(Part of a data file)
════════════════

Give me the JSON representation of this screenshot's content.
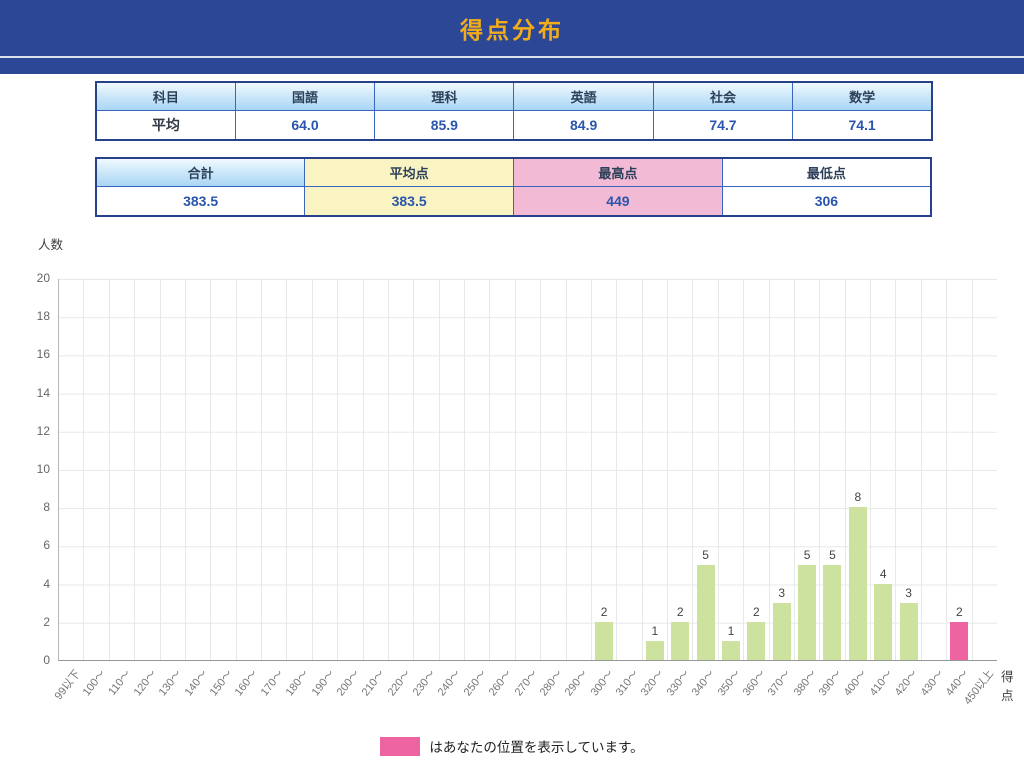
{
  "header": {
    "title": "得点分布"
  },
  "subject_table": {
    "corner_header": "科目",
    "subject_headers": [
      "国語",
      "理科",
      "英語",
      "社会",
      "数学"
    ],
    "row_label": "平均",
    "averages": [
      "64.0",
      "85.9",
      "84.9",
      "74.7",
      "74.1"
    ]
  },
  "summary_table": {
    "columns": [
      {
        "label": "合計",
        "value": "383.5",
        "header_fill": "blue",
        "value_fill": "none"
      },
      {
        "label": "平均点",
        "value": "383.5",
        "header_fill": "yellow",
        "value_fill": "yellow"
      },
      {
        "label": "最高点",
        "value": "449",
        "header_fill": "pink",
        "value_fill": "pink"
      },
      {
        "label": "最低点",
        "value": "306",
        "header_fill": "none",
        "value_fill": "none"
      }
    ]
  },
  "chart_data": {
    "type": "bar",
    "title": "",
    "ylabel": "人数",
    "xlabel": "得点",
    "ylim": [
      0,
      20
    ],
    "ytick_step": 2,
    "grid": true,
    "legend_position": "bottom-center",
    "categories": [
      "99以下",
      "100〜",
      "110〜",
      "120〜",
      "130〜",
      "140〜",
      "150〜",
      "160〜",
      "170〜",
      "180〜",
      "190〜",
      "200〜",
      "210〜",
      "220〜",
      "230〜",
      "240〜",
      "250〜",
      "260〜",
      "270〜",
      "280〜",
      "290〜",
      "300〜",
      "310〜",
      "320〜",
      "330〜",
      "340〜",
      "350〜",
      "360〜",
      "370〜",
      "380〜",
      "390〜",
      "400〜",
      "410〜",
      "420〜",
      "430〜",
      "440〜",
      "450以上"
    ],
    "values": [
      0,
      0,
      0,
      0,
      0,
      0,
      0,
      0,
      0,
      0,
      0,
      0,
      0,
      0,
      0,
      0,
      0,
      0,
      0,
      0,
      0,
      2,
      0,
      1,
      2,
      5,
      1,
      2,
      3,
      5,
      5,
      8,
      4,
      3,
      0,
      2,
      0
    ],
    "highlight_index": 35,
    "bar_color": "#cde29e",
    "highlight_color": "#ee64a1"
  },
  "legend": {
    "text": "はあなたの位置を表示しています。"
  },
  "colors": {
    "navy": "#2b4796",
    "gold": "#f3ad1b",
    "border_outer": "#27418b",
    "border_inner": "#3a66c0",
    "yellow": "#faf4c3",
    "pinkfill": "#f2bad4",
    "value_blue": "#2a55ad",
    "bargreen": "#cde29e",
    "barpink": "#ee64a1"
  }
}
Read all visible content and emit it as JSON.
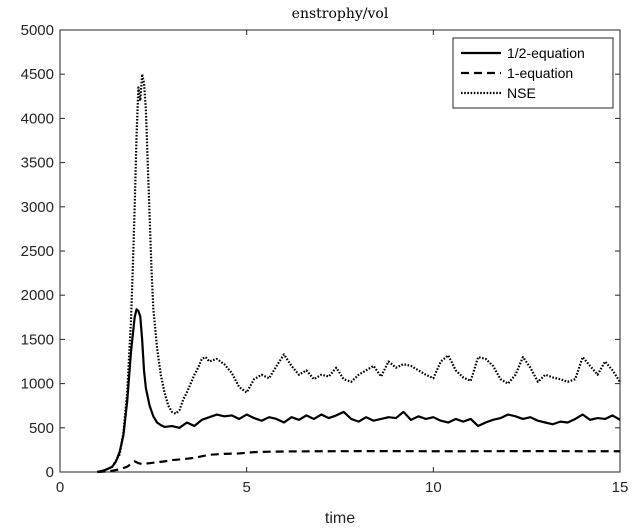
{
  "chart_data": {
    "type": "line",
    "title": "enstrophy/vol",
    "xlabel": "time",
    "ylabel": "",
    "xlim": [
      0,
      15
    ],
    "ylim": [
      0,
      5000
    ],
    "xticks": [
      0,
      5,
      10,
      15
    ],
    "yticks": [
      0,
      500,
      1000,
      1500,
      2000,
      2500,
      3000,
      3500,
      4000,
      4500,
      5000
    ],
    "xtick_labels": [
      "0",
      "5",
      "10",
      "15"
    ],
    "ytick_labels": [
      "0",
      "500",
      "1000",
      "1500",
      "2000",
      "2500",
      "3000",
      "3500",
      "4000",
      "4500",
      "5000"
    ],
    "legend_position": "top-right",
    "grid": false,
    "series": [
      {
        "name": "1/2-equation",
        "color": "#000000",
        "style": "solid",
        "x": [
          1.0,
          1.2,
          1.4,
          1.5,
          1.6,
          1.7,
          1.8,
          1.9,
          2.0,
          2.05,
          2.1,
          2.15,
          2.2,
          2.25,
          2.3,
          2.4,
          2.5,
          2.6,
          2.7,
          2.8,
          3.0,
          3.2,
          3.4,
          3.6,
          3.8,
          4.0,
          4.2,
          4.4,
          4.6,
          4.8,
          5.0,
          5.2,
          5.4,
          5.6,
          5.8,
          6.0,
          6.2,
          6.4,
          6.6,
          6.8,
          7.0,
          7.2,
          7.4,
          7.6,
          7.8,
          8.0,
          8.2,
          8.4,
          8.6,
          8.8,
          9.0,
          9.2,
          9.4,
          9.6,
          9.8,
          10.0,
          10.2,
          10.4,
          10.6,
          10.8,
          11.0,
          11.2,
          11.4,
          11.6,
          11.8,
          12.0,
          12.2,
          12.4,
          12.6,
          12.8,
          13.0,
          13.2,
          13.4,
          13.6,
          13.8,
          14.0,
          14.2,
          14.4,
          14.6,
          14.8,
          15.0
        ],
        "values": [
          0,
          20,
          60,
          120,
          230,
          420,
          800,
          1350,
          1750,
          1840,
          1820,
          1760,
          1500,
          1150,
          950,
          750,
          630,
          560,
          530,
          510,
          520,
          500,
          560,
          520,
          590,
          620,
          650,
          630,
          640,
          600,
          650,
          610,
          580,
          620,
          600,
          560,
          620,
          590,
          640,
          600,
          650,
          610,
          640,
          680,
          600,
          570,
          620,
          580,
          600,
          620,
          610,
          680,
          590,
          630,
          600,
          620,
          580,
          560,
          600,
          570,
          600,
          520,
          560,
          590,
          610,
          650,
          630,
          600,
          620,
          580,
          560,
          540,
          570,
          560,
          600,
          650,
          590,
          610,
          600,
          640,
          590
        ]
      },
      {
        "name": "1-equation",
        "color": "#000000",
        "style": "dashed",
        "x": [
          1.0,
          1.2,
          1.4,
          1.6,
          1.8,
          1.9,
          2.0,
          2.1,
          2.2,
          2.4,
          2.6,
          2.8,
          3.0,
          3.3,
          3.6,
          4.0,
          4.4,
          4.8,
          5.2,
          5.6,
          6.0,
          7.0,
          8.0,
          9.0,
          10.0,
          11.0,
          12.0,
          13.0,
          14.0,
          15.0
        ],
        "values": [
          0,
          5,
          15,
          30,
          60,
          90,
          120,
          100,
          90,
          100,
          110,
          120,
          135,
          145,
          160,
          195,
          205,
          210,
          225,
          230,
          232,
          235,
          236,
          236,
          235,
          235,
          236,
          236,
          235,
          235
        ]
      },
      {
        "name": "NSE",
        "color": "#000000",
        "style": "dotted",
        "x": [
          1.0,
          1.2,
          1.4,
          1.6,
          1.7,
          1.8,
          1.9,
          1.95,
          2.0,
          2.05,
          2.1,
          2.15,
          2.2,
          2.25,
          2.3,
          2.35,
          2.4,
          2.45,
          2.5,
          2.6,
          2.7,
          2.8,
          2.9,
          3.0,
          3.1,
          3.2,
          3.3,
          3.4,
          3.5,
          3.6,
          3.7,
          3.8,
          3.9,
          4.0,
          4.2,
          4.4,
          4.6,
          4.8,
          5.0,
          5.2,
          5.4,
          5.6,
          5.8,
          6.0,
          6.2,
          6.4,
          6.6,
          6.8,
          7.0,
          7.2,
          7.4,
          7.6,
          7.8,
          8.0,
          8.2,
          8.4,
          8.6,
          8.8,
          9.0,
          9.2,
          9.4,
          9.6,
          9.8,
          10.0,
          10.2,
          10.4,
          10.6,
          10.8,
          11.0,
          11.2,
          11.4,
          11.6,
          11.8,
          12.0,
          12.2,
          12.4,
          12.6,
          12.8,
          13.0,
          13.2,
          13.4,
          13.6,
          13.8,
          14.0,
          14.2,
          14.4,
          14.6,
          14.8,
          15.0
        ],
        "values": [
          0,
          20,
          60,
          200,
          450,
          900,
          1700,
          2300,
          3000,
          3800,
          4350,
          4200,
          4500,
          4400,
          4100,
          3500,
          2900,
          2300,
          1850,
          1400,
          1100,
          900,
          750,
          680,
          660,
          700,
          820,
          900,
          1000,
          1100,
          1180,
          1280,
          1300,
          1250,
          1280,
          1220,
          1120,
          960,
          900,
          1050,
          1100,
          1060,
          1200,
          1330,
          1200,
          1100,
          1150,
          1050,
          1100,
          1080,
          1180,
          1050,
          1020,
          1100,
          1150,
          1200,
          1080,
          1250,
          1180,
          1220,
          1200,
          1150,
          1100,
          1060,
          1250,
          1320,
          1150,
          1070,
          1030,
          1300,
          1280,
          1200,
          1050,
          1000,
          1100,
          1300,
          1180,
          1020,
          1100,
          1070,
          1050,
          1020,
          1050,
          1300,
          1200,
          1100,
          1250,
          1150,
          1020
        ]
      }
    ]
  }
}
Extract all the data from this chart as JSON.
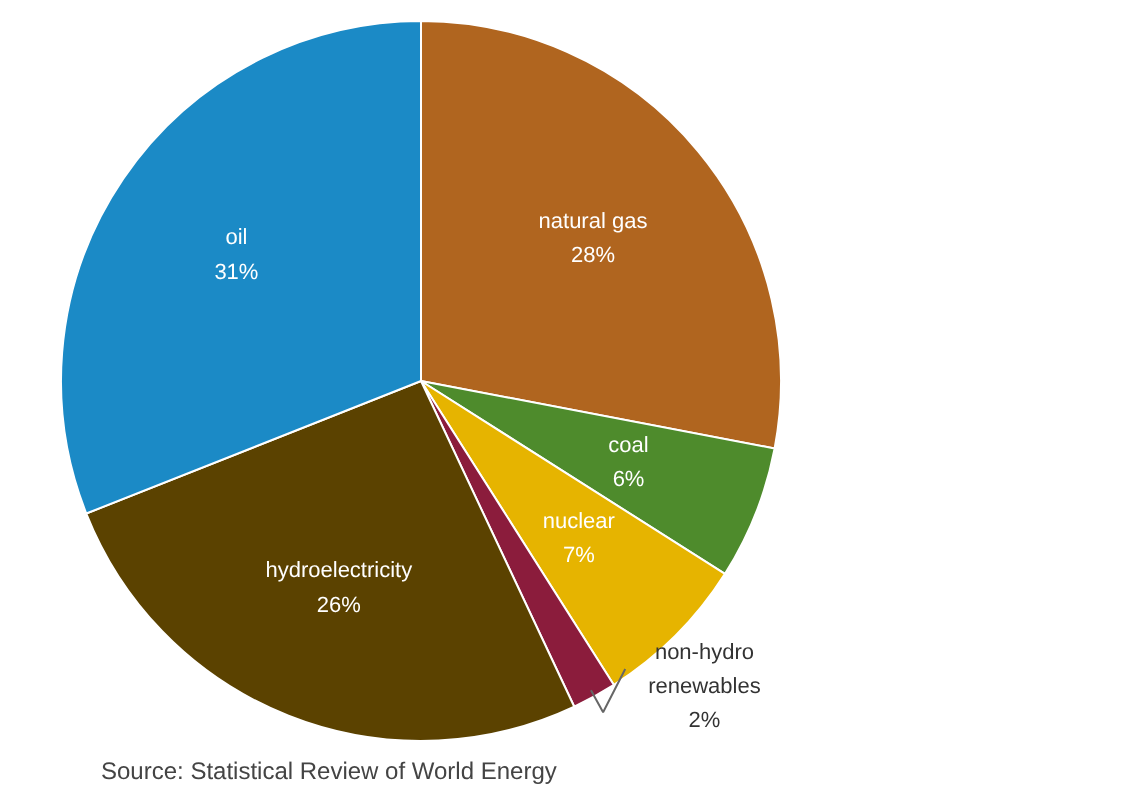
{
  "chart_data": {
    "type": "pie",
    "categories": [
      "natural gas",
      "coal",
      "nuclear",
      "non-hydro renewables",
      "hydroelectricity",
      "oil"
    ],
    "values": [
      28,
      6,
      7,
      2,
      26,
      31
    ],
    "value_labels": [
      "28%",
      "6%",
      "7%",
      "2%",
      "26%",
      "31%"
    ],
    "colors": [
      "#b0651f",
      "#4e8b2c",
      "#e6b400",
      "#8b1c3c",
      "#5b4200",
      "#1b8ac6"
    ],
    "annotations": [
      "Source: Statistical Review of World Energy"
    ]
  }
}
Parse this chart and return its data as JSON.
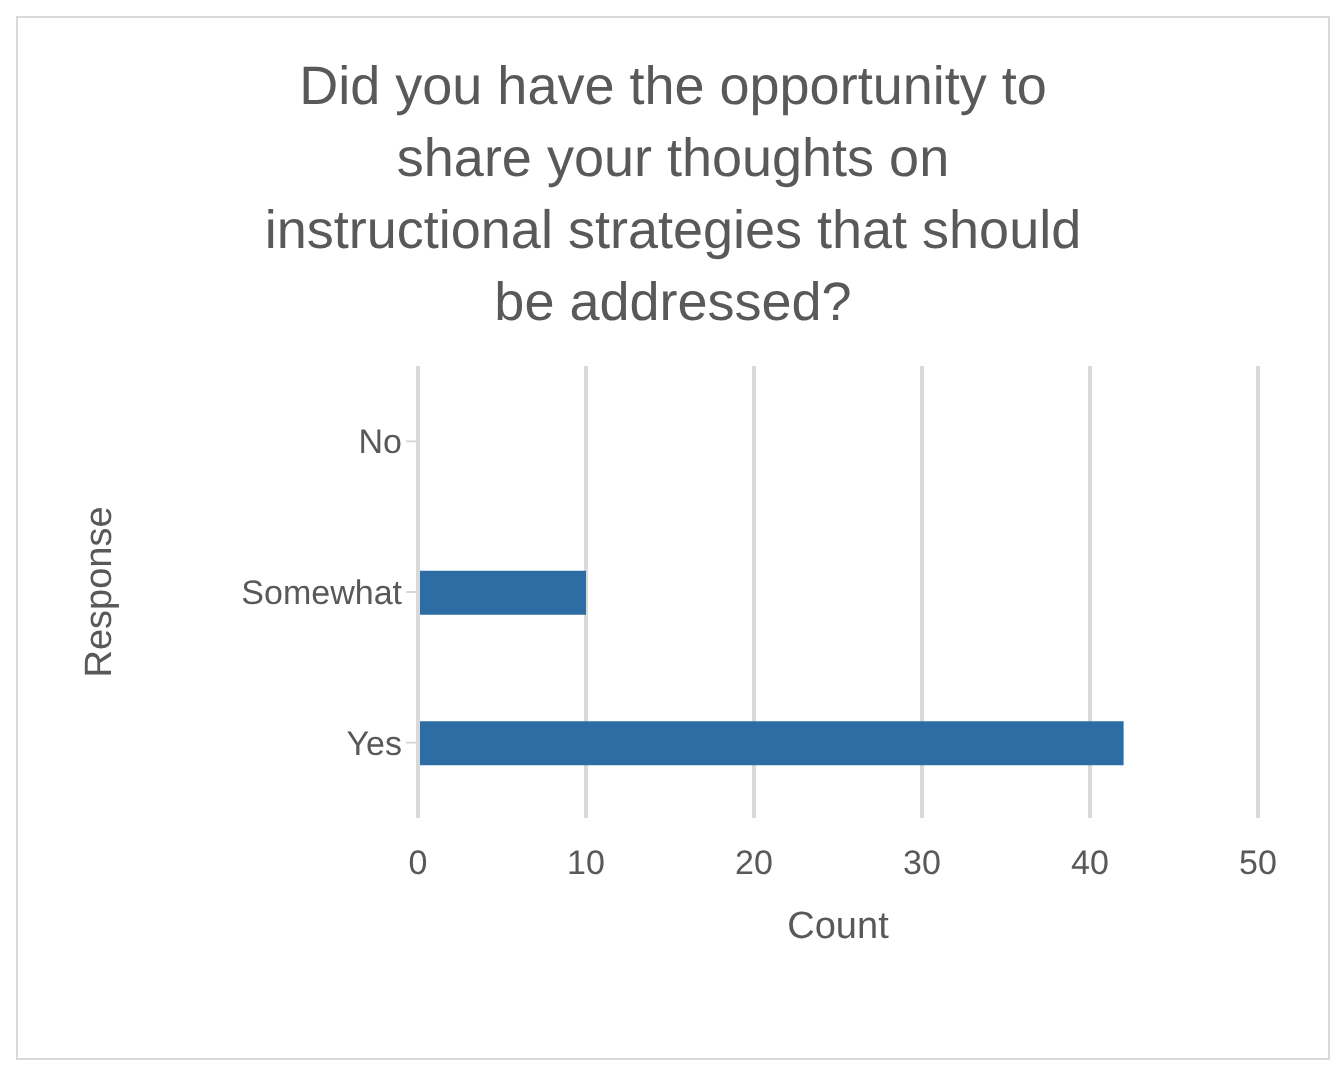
{
  "chart_data": {
    "type": "bar",
    "orientation": "horizontal",
    "title": "Did you have the opportunity to share your thoughts on instructional strategies that should be addressed?",
    "xlabel": "Count",
    "ylabel": "Response",
    "categories": [
      "No",
      "Somewhat",
      "Yes"
    ],
    "series": [
      {
        "color": "#2e6ca4",
        "values": [
          0,
          10,
          42
        ]
      }
    ],
    "xlim": [
      0,
      50
    ],
    "xticks": [
      0,
      10,
      20,
      30,
      40,
      50
    ],
    "grid": "x",
    "legend": false
  }
}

════════════════

(TASK DETAILS):
Show the lines from the data above that contain the string "content".

(THE RESPONSE):
Give me the JSON representation of this screenshot's content.
Read all visible content and emit it as JSON.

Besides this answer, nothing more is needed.